**What needs to be done**
In the listing below, find every line containing "subtitle" and copy it out.

Stored data
[start]
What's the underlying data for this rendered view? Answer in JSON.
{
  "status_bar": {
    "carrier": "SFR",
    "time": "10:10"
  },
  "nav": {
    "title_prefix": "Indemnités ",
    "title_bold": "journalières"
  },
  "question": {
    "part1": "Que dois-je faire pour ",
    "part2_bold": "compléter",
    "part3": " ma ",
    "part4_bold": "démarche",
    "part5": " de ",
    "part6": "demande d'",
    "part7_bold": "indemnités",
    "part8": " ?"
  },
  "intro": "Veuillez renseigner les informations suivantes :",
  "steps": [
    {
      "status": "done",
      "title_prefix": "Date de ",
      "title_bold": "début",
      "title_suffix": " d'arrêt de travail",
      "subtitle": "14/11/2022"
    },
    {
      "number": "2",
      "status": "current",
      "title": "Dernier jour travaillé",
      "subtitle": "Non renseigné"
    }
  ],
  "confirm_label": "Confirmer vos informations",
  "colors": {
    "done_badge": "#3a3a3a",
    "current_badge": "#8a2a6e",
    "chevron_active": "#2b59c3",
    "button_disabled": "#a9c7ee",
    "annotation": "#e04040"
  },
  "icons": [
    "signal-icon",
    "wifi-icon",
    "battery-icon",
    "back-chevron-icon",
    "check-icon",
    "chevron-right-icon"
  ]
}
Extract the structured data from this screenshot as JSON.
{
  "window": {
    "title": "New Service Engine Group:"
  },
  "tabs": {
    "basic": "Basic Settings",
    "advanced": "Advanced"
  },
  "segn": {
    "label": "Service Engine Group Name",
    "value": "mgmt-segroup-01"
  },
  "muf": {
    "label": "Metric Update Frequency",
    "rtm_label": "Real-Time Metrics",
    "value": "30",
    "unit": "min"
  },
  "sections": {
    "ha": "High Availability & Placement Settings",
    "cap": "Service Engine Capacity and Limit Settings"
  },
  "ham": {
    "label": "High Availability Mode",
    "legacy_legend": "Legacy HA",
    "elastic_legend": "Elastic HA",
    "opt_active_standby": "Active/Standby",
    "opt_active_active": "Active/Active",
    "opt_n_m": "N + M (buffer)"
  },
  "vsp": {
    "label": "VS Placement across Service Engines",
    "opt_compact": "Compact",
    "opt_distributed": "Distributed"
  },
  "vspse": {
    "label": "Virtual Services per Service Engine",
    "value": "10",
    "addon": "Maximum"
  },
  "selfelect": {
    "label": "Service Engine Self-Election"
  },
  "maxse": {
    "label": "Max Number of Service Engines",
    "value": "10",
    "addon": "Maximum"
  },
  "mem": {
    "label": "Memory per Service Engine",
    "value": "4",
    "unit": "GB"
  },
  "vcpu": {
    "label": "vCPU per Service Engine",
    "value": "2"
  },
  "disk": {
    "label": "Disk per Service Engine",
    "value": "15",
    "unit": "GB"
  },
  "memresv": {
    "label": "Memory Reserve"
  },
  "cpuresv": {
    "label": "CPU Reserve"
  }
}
[end]
**Solved exercise**
      "subtitle": "14/11/2022"
      "subtitle": "Non renseigné"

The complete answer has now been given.